Exercise text →
Railway station in County Wicklow, Ireland

Greystones railway station (Stáisiún na gCloch Liath) is a railway station in Greystones, County Wicklow, Ireland. It is the southern terminus of the DART electrified rail network.

==History==
The station was opened on 30 October 1855 by the Dublin, Wicklow and Wexford Railway as Greystones & Delgany. It was later renamed Greystones in 1863.

Construction of the electrification and extension of the DART services to Greystones began in 1995 and was completed in 1999. The DART service to Greystones commenced on 10 April 2000.

==Facilities and services==
The station has two platforms; platform 1 on the west side of the station (where the station building is located) and platform 2 over the footbridge on the east side of the station. Platform 2 is used only a few times a day, when DART and InterCity services are in the station at the same time. There are also sidings to the east of the station.

Entrance to the station building is only possible from Church Road. The station houses a café, a ticket office and two electronic ticket machines. Toilets are also available on platform 1. The information office is open 07:00AM to 10:00 AM, Monday to Friday.

DART services serve the station, as do all South Eastern Commuter (Dublin Connolly to Gorey) and Intercity (Dublin Connolly to Rosslare Europort) services.

The typical service from the station (Monday to Friday off-peak) is:

- 2 trains per hour to Howth or Malahide via Bray Daly and Dublin Connolly
- 4 trains per day to Rosslare Europort via Arklow
- 1 train per day to Wexford O'Hanrahan via Arklow
- 1 train per day to Gorey
- 5 trains per day to Dublin Connolly via Bray Daly (services from south of Greystones)
- 1 train per day to Dundalk.

2 trains per hour also terminate at the station.

Provided material →
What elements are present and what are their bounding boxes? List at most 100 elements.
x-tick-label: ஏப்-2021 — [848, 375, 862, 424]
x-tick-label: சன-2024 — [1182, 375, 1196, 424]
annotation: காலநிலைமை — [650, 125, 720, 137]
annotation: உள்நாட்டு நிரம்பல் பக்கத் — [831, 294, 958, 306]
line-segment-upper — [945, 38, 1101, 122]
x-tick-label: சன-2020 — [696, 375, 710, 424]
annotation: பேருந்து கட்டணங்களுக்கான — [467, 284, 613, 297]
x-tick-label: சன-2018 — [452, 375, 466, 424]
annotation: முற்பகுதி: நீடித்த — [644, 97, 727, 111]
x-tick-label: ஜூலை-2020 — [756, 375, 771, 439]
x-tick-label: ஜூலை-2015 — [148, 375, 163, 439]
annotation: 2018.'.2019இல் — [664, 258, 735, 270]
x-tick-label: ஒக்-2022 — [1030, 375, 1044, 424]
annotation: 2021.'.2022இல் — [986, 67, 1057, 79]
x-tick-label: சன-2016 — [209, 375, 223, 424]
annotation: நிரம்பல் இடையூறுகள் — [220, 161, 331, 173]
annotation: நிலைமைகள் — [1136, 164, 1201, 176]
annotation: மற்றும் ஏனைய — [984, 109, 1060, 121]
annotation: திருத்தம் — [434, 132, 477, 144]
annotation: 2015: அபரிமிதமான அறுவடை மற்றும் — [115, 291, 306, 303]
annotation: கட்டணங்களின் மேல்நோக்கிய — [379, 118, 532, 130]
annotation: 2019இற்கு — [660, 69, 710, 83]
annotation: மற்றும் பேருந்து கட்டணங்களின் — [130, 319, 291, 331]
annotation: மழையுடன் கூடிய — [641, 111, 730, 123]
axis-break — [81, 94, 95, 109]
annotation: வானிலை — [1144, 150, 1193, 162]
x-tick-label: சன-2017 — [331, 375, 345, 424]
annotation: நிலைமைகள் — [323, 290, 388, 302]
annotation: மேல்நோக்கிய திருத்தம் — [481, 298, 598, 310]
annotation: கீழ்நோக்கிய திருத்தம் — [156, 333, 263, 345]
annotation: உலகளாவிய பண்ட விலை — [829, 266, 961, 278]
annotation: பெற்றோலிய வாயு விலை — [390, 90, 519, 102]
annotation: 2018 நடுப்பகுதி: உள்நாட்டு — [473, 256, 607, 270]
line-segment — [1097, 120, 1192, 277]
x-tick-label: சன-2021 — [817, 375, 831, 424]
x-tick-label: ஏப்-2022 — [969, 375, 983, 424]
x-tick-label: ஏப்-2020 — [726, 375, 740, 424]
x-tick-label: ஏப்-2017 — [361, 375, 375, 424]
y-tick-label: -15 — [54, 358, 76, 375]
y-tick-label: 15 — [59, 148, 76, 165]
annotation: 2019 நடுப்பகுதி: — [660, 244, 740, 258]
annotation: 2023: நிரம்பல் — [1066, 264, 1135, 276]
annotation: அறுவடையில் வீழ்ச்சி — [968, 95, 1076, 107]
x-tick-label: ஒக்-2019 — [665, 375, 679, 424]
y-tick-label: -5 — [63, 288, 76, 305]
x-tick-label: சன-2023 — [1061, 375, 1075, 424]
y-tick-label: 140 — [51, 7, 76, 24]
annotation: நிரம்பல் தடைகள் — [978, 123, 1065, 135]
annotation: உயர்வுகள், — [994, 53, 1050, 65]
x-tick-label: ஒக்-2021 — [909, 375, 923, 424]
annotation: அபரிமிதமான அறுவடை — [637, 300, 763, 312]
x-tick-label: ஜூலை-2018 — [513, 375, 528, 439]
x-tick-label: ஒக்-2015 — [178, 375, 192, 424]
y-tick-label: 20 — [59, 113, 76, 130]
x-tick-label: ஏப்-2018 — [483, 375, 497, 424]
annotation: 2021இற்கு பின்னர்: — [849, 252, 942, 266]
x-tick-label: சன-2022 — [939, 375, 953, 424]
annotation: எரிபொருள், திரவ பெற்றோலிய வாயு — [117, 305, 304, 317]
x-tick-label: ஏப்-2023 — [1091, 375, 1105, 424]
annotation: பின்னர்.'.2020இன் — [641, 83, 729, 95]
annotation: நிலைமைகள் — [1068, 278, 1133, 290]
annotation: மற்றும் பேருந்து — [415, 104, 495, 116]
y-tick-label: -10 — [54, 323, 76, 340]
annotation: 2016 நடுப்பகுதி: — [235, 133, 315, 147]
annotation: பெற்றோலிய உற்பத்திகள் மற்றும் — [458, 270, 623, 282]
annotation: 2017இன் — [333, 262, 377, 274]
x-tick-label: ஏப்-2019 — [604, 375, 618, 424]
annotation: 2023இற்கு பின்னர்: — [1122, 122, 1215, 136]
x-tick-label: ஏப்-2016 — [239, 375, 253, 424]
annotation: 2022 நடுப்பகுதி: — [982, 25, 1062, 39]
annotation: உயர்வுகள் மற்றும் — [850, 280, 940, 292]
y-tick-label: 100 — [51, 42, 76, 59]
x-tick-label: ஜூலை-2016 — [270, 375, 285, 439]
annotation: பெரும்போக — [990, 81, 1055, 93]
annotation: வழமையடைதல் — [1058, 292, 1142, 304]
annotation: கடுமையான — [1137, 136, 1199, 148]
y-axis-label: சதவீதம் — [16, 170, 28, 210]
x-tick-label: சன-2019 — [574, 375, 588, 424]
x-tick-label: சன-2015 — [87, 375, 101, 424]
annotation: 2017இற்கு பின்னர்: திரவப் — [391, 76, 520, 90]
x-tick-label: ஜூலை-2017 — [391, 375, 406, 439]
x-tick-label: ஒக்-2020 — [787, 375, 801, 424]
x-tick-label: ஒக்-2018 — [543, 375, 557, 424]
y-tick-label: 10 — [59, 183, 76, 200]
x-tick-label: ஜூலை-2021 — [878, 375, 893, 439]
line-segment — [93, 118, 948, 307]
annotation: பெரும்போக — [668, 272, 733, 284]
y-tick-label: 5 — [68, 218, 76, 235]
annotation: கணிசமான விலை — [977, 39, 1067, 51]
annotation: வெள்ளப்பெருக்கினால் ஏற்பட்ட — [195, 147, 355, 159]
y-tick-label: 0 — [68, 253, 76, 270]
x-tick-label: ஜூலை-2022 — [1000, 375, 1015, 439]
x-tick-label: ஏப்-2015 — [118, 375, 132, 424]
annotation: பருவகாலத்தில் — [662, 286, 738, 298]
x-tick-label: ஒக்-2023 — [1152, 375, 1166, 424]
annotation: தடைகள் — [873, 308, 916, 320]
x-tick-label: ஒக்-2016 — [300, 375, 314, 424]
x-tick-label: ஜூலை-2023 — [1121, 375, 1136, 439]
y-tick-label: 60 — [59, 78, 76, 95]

What this task involves → Repeat a passage of the Greystones station text word for word, beginning with the words "Greystones railway station" and ending after the words "electrified rail network.". The data was taken from a source separate from the Greystones station text.

Final answer →
Greystones railway station (Stáisiún na gCloch Liath) is a railway station in Greystones, County Wicklow, Ireland. It is the southern terminus of the DART electrified rail network.